What is needed:
Tally all lines containing the word "Administrateur". Give the number alone.

[Part of a data file]
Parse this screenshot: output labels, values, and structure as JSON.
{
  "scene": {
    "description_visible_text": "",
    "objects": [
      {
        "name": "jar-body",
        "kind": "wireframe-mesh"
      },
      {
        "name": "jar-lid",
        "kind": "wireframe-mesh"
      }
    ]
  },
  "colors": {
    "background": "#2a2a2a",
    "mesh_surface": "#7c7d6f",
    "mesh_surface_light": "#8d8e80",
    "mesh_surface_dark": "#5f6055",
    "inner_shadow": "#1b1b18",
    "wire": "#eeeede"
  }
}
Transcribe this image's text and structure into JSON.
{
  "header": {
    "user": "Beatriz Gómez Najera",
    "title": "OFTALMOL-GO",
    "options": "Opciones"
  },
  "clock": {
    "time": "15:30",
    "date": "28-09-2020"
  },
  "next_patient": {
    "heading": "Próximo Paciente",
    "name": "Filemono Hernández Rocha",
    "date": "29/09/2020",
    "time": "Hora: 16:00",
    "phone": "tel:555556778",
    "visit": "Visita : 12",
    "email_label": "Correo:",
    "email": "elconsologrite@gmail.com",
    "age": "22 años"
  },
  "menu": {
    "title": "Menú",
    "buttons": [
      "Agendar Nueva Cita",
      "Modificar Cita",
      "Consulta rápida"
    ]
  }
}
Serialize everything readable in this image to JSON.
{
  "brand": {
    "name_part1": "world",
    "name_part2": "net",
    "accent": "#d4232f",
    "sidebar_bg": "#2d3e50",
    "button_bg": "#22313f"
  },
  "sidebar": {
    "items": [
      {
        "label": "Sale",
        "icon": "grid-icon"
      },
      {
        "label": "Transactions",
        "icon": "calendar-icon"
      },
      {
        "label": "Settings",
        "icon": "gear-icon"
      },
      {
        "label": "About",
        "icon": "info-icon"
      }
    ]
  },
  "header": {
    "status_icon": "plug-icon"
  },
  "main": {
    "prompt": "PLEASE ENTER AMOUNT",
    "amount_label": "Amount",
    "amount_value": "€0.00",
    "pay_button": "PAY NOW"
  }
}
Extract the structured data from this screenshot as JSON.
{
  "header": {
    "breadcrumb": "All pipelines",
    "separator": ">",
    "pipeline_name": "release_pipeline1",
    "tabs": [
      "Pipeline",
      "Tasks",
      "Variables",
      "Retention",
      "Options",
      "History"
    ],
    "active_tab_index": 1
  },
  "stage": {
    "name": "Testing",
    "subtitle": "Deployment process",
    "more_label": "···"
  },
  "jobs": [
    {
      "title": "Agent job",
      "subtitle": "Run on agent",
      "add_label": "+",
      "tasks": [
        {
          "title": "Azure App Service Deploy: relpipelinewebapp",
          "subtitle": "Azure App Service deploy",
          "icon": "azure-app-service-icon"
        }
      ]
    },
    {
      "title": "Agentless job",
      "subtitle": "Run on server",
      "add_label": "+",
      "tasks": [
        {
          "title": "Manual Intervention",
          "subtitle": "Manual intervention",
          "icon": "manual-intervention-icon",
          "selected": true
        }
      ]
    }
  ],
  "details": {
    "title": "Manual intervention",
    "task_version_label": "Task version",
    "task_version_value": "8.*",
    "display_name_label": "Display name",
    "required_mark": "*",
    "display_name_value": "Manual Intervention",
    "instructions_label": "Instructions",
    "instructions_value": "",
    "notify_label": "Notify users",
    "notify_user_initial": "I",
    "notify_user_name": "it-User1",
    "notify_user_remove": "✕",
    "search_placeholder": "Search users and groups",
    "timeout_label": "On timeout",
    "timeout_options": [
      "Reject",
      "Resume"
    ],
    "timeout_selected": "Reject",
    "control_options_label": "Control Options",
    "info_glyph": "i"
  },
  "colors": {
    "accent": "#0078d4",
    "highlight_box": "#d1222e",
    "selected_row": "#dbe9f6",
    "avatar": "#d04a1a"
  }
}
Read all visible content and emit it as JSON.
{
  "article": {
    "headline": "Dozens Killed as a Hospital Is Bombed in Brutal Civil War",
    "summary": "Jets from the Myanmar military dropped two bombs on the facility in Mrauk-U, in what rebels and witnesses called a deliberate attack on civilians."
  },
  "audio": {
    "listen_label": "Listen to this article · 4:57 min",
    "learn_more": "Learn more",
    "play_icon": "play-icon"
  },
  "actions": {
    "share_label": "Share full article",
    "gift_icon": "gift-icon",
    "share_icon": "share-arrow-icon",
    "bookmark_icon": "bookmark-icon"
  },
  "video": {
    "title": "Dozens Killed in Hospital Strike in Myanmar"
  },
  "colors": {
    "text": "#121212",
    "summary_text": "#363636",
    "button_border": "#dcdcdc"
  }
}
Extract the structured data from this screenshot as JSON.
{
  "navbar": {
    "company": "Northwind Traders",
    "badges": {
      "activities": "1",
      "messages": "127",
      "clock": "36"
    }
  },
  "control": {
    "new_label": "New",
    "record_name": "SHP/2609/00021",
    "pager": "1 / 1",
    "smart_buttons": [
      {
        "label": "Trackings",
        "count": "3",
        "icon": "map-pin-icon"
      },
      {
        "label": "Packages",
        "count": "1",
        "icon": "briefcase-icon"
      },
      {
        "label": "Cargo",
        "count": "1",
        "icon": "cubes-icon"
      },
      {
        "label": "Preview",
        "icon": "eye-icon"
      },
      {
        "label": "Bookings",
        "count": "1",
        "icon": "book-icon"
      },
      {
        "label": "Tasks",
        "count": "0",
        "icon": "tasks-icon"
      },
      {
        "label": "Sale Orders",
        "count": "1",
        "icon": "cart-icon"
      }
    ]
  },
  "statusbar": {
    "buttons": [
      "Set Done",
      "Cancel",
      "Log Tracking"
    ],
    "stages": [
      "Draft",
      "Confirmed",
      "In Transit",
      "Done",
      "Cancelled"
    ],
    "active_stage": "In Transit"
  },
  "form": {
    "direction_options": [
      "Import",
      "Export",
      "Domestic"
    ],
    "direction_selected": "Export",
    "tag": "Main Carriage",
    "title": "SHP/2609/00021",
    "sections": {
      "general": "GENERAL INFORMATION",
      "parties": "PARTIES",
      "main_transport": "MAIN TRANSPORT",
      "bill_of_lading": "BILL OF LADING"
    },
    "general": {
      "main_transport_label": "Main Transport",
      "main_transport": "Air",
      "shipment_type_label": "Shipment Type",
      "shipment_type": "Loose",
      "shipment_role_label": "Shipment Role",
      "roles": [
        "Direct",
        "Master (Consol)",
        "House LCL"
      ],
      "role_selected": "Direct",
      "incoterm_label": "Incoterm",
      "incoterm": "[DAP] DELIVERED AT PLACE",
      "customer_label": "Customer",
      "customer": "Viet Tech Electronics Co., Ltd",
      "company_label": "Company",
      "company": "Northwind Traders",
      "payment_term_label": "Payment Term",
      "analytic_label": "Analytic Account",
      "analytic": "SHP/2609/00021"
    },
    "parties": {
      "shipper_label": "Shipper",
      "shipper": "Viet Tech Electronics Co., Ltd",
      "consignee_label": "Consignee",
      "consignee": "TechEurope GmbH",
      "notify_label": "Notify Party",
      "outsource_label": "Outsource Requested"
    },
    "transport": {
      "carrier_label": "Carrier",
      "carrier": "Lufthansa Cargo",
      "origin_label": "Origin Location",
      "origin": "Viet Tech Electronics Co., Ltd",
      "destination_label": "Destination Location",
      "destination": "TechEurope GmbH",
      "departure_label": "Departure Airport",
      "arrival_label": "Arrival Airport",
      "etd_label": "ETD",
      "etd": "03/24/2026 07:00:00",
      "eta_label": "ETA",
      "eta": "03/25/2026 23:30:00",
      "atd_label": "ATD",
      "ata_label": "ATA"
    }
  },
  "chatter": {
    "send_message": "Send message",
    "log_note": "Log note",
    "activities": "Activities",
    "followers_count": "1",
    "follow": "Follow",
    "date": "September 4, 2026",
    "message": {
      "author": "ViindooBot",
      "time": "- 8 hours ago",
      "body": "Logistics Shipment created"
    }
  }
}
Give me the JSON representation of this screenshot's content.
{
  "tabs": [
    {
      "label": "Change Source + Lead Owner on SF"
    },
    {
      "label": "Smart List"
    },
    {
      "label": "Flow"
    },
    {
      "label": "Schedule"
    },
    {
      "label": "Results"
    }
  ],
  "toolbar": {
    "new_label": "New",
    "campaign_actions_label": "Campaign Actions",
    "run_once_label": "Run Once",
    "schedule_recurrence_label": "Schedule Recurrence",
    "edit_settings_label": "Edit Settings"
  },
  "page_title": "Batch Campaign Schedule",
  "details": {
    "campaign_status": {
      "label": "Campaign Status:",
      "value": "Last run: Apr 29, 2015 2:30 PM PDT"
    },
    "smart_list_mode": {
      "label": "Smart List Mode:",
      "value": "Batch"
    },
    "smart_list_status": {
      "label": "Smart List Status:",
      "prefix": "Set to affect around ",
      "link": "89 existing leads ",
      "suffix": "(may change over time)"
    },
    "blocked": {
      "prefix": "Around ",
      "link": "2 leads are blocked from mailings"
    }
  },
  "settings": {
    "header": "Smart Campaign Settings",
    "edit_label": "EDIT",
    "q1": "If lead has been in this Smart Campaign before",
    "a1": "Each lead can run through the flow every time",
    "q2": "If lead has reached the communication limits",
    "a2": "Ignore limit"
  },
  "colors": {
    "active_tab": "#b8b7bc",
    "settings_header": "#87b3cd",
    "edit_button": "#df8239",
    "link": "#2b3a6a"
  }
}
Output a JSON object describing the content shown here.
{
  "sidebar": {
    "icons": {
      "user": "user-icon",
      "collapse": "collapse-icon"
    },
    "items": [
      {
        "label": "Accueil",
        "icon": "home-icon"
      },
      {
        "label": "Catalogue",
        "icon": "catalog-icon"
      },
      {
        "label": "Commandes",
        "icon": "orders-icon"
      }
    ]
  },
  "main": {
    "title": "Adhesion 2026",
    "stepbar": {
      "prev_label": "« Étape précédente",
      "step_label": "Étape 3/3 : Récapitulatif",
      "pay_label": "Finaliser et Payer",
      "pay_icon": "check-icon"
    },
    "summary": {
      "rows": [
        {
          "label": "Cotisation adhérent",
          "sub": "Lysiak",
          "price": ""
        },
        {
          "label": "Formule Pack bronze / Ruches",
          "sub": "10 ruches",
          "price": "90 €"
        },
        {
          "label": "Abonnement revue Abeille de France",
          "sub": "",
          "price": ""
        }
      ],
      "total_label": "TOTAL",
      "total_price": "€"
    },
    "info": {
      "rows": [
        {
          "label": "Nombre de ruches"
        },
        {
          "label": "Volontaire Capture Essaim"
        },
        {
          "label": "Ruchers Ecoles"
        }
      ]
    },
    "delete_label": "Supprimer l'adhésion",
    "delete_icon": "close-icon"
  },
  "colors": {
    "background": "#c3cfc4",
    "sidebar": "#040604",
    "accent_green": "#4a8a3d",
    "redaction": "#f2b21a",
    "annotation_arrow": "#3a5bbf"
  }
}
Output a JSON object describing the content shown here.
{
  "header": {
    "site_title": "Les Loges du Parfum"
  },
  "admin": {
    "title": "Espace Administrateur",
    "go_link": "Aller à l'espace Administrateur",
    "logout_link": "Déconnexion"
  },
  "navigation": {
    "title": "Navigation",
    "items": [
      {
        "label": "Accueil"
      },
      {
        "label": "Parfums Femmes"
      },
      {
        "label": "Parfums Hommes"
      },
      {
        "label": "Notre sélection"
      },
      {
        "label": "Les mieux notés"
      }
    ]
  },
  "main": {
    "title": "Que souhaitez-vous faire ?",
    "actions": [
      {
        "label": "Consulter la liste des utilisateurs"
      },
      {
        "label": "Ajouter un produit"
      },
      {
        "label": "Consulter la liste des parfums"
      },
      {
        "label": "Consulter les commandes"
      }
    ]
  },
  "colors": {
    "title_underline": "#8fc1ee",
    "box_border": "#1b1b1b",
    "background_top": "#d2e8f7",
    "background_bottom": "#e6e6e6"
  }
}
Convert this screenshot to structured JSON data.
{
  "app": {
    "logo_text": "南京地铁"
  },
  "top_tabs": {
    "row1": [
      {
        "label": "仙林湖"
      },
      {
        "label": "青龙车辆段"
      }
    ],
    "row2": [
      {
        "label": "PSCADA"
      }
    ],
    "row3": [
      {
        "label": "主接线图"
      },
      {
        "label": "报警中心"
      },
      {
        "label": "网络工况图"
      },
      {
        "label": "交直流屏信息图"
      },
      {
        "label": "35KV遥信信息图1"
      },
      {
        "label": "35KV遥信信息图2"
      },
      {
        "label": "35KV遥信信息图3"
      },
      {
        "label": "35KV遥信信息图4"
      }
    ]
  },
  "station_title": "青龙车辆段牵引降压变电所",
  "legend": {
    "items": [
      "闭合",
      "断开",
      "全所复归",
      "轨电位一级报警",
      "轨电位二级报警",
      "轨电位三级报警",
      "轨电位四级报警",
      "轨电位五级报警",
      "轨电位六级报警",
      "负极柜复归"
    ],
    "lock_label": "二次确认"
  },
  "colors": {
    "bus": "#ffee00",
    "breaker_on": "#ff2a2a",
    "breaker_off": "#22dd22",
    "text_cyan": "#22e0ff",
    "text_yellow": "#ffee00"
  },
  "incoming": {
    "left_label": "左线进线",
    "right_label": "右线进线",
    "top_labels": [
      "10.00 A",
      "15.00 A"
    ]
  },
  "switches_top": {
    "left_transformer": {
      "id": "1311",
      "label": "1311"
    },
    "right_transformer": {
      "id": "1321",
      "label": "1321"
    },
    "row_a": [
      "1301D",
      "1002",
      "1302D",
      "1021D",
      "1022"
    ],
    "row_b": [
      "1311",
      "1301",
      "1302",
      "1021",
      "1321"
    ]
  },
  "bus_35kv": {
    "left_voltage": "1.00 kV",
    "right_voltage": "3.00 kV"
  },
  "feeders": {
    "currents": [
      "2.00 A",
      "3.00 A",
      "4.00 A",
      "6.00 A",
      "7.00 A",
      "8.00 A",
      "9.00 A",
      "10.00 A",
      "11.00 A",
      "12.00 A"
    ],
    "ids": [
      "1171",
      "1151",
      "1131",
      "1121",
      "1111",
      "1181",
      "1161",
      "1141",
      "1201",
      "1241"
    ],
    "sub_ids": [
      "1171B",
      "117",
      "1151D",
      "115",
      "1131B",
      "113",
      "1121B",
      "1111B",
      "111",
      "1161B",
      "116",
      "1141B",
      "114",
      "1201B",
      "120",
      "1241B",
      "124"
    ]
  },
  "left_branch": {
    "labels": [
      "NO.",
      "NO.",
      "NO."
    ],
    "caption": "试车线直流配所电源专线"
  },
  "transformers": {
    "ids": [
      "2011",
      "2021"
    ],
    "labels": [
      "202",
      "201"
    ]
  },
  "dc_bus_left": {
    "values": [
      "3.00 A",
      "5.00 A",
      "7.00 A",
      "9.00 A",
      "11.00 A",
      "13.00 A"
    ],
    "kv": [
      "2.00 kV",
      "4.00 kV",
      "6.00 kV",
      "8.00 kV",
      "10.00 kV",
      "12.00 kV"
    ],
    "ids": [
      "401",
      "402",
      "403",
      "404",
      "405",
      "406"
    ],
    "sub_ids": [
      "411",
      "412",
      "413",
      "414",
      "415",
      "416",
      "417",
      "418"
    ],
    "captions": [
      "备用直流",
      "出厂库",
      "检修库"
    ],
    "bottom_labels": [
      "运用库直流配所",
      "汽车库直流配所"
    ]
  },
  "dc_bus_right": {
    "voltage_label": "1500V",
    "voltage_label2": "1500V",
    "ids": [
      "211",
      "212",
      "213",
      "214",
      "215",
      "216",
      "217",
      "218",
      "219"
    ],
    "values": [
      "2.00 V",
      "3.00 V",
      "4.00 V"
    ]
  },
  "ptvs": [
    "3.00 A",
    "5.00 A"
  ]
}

The answer:
2